'''

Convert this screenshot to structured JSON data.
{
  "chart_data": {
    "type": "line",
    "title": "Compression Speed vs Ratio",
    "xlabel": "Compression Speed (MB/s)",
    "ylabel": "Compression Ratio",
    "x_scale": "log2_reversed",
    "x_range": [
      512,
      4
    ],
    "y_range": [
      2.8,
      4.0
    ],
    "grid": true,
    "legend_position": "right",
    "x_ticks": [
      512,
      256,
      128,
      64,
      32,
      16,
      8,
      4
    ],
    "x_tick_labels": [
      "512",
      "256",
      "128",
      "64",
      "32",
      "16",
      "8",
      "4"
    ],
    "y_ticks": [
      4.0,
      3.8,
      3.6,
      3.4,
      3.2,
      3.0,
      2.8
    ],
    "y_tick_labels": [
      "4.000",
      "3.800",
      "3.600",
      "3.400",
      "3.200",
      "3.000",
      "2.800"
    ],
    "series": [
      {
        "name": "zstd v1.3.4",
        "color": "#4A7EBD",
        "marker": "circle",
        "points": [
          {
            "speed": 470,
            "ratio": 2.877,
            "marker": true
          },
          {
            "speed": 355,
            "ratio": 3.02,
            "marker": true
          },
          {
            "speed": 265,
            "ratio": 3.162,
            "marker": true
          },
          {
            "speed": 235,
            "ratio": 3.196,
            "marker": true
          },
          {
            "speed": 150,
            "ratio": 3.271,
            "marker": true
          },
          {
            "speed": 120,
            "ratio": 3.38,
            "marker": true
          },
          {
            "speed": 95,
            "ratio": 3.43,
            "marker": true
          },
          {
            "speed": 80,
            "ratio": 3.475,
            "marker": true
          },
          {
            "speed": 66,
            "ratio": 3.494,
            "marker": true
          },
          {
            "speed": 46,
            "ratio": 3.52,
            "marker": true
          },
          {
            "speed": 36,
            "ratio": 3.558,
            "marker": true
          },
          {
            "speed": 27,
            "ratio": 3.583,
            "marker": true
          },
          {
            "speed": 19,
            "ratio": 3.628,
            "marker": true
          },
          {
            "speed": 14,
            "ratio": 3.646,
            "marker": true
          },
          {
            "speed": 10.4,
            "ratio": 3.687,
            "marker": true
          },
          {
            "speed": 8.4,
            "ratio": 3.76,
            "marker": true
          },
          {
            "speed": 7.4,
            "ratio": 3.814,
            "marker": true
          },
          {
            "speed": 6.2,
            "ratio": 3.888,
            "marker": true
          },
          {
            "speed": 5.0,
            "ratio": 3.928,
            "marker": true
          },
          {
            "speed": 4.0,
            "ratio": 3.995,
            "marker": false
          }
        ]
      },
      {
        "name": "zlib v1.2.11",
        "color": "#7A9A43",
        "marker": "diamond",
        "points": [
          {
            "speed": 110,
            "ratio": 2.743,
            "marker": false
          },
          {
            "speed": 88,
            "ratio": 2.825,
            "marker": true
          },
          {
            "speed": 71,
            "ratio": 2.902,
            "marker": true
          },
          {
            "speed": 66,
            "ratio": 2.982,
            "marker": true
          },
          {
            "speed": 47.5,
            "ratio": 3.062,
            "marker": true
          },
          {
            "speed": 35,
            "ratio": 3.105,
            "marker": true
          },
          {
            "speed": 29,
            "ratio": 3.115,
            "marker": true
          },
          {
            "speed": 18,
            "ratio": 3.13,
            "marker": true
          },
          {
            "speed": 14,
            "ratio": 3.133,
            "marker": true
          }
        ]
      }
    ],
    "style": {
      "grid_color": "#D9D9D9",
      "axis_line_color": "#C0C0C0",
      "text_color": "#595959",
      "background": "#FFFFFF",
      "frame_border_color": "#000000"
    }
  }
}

'''

■ Request ■
Return all the data exactly as given.

■ Written answer ■
Convert this screenshot to structured JSON data.
{
  "chart_data": {
    "type": "line",
    "title": "Compression Speed vs Ratio",
    "xlabel": "Compression Speed (MB/s)",
    "ylabel": "Compression Ratio",
    "x_scale": "log2_reversed",
    "x_range": [
      512,
      4
    ],
    "y_range": [
      2.8,
      4.0
    ],
    "grid": true,
    "legend_position": "right",
    "x_ticks": [
      512,
      256,
      128,
      64,
      32,
      16,
      8,
      4
    ],
    "x_tick_labels": [
      "512",
      "256",
      "128",
      "64",
      "32",
      "16",
      "8",
      "4"
    ],
    "y_ticks": [
      4.0,
      3.8,
      3.6,
      3.4,
      3.2,
      3.0,
      2.8
    ],
    "y_tick_labels": [
      "4.000",
      "3.800",
      "3.600",
      "3.400",
      "3.200",
      "3.000",
      "2.800"
    ],
    "series": [
      {
        "name": "zstd v1.3.4",
        "color": "#4A7EBD",
        "marker": "circle",
        "points": [
          {
            "speed": 470,
            "ratio": 2.877,
            "marker": true
          },
          {
            "speed": 355,
            "ratio": 3.02,
            "marker": true
          },
          {
            "speed": 265,
            "ratio": 3.162,
            "marker": true
          },
          {
            "speed": 235,
            "ratio": 3.196,
            "marker": true
          },
          {
            "speed": 150,
            "ratio": 3.271,
            "marker": true
          },
          {
            "speed": 120,
            "ratio": 3.38,
            "marker": true
          },
          {
            "speed": 95,
            "ratio": 3.43,
            "marker": true
          },
          {
            "speed": 80,
            "ratio": 3.475,
            "marker": true
          },
          {
            "speed": 66,
            "ratio": 3.494,
            "marker": true
          },
          {
            "speed": 46,
            "ratio": 3.52,
            "marker": true
          },
          {
            "speed": 36,
            "ratio": 3.558,
            "marker": true
          },
          {
            "speed": 27,
            "ratio": 3.583,
            "marker": true
          },
          {
            "speed": 19,
            "ratio": 3.628,
            "marker": true
          },
          {
            "speed": 14,
            "ratio": 3.646,
            "marker": true
          },
          {
            "speed": 10.4,
            "ratio": 3.687,
            "marker": true
          },
          {
            "speed": 8.4,
            "ratio": 3.76,
            "marker": true
          },
          {
            "speed": 7.4,
            "ratio": 3.814,
            "marker": true
          },
          {
            "speed": 6.2,
            "ratio": 3.888,
            "marker": true
          },
          {
            "speed": 5.0,
            "ratio": 3.928,
            "marker": true
          },
          {
            "speed": 4.0,
            "ratio": 3.995,
            "marker": false
          }
        ]
      },
      {
        "name": "zlib v1.2.11",
        "color": "#7A9A43",
        "marker": "diamond",
        "points": [
          {
            "speed": 110,
            "ratio": 2.743,
            "marker": false
          },
          {
            "speed": 88,
            "ratio": 2.825,
            "marker": true
          },
          {
            "speed": 71,
            "ratio": 2.902,
            "marker": true
          },
          {
            "speed": 66,
            "ratio": 2.982,
            "marker": true
          },
          {
            "speed": 47.5,
            "ratio": 3.062,
            "marker": true
          },
          {
            "speed": 35,
            "ratio": 3.105,
            "marker": true
          },
          {
            "speed": 29,
            "ratio": 3.115,
            "marker": true
          },
          {
            "speed": 18,
            "ratio": 3.13,
            "marker": true
          },
          {
            "speed": 14,
            "ratio": 3.133,
            "marker": true
          }
        ]
      }
    ],
    "style": {
      "grid_color": "#D9D9D9",
      "axis_line_color": "#C0C0C0",
      "text_color": "#595959",
      "background": "#FFFFFF",
      "frame_border_color": "#000000"
    }
  }
}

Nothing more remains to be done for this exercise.